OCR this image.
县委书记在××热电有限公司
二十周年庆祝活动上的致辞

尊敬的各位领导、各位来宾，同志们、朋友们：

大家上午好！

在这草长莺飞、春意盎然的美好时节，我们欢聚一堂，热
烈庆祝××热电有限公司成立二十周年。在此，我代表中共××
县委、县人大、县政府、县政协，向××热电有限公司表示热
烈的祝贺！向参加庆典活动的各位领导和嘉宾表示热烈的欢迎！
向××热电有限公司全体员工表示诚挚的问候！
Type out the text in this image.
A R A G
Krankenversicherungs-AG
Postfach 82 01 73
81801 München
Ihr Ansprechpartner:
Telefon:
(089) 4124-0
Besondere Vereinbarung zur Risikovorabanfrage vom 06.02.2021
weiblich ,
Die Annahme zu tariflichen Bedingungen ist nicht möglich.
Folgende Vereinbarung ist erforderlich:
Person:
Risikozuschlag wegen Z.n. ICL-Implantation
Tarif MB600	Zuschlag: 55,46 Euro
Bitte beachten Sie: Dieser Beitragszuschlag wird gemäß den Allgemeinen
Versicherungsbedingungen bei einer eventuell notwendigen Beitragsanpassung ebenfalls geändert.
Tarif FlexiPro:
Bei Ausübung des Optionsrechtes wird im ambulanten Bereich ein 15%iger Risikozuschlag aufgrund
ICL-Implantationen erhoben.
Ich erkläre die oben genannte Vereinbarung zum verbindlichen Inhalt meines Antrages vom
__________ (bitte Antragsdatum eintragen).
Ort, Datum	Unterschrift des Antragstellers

------------------------------

> **TASK TO CARRY OUT**:
Repeat the material above exactly.

> **TASK OUTPUT**:
OCR this image.
县委书记在××热电有限公司
二十周年庆祝活动上的致辞

尊敬的各位领导、各位来宾，同志们、朋友们：

大家上午好！

在这草长莺飞、春意盎然的美好时节，我们欢聚一堂，热
烈庆祝××热电有限公司成立二十周年。在此，我代表中共××
县委、县人大、县政府、县政协，向××热电有限公司表示热
烈的祝贺！向参加庆典活动的各位领导和嘉宾表示热烈的欢迎！
向××热电有限公司全体员工表示诚挚的问候！
Type out the text in this image.
A R A G
Krankenversicherungs-AG
Postfach 82 01 73
81801 München
Ihr Ansprechpartner:
Telefon:
(089) 4124-0
Besondere Vereinbarung zur Risikovorabanfrage vom 06.02.2021
weiblich ,
Die Annahme zu tariflichen Bedingungen ist nicht möglich.
Folgende Vereinbarung ist erforderlich:
Person:
Risikozuschlag wegen Z.n. ICL-Implantation
Tarif MB600	Zuschlag: 55,46 Euro
Bitte beachten Sie: Dieser Beitragszuschlag wird gemäß den Allgemeinen
Versicherungsbedingungen bei einer eventuell notwendigen Beitragsanpassung ebenfalls geändert.
Tarif FlexiPro:
Bei Ausübung des Optionsrechtes wird im ambulanten Bereich ein 15%iger Risikozuschlag aufgrund
ICL-Implantationen erhoben.
Ich erkläre die oben genannte Vereinbarung zum verbindlichen Inhalt meines Antrages vom
__________ (bitte Antragsdatum eintragen).
Ort, Datum	Unterschrift des Antragstellers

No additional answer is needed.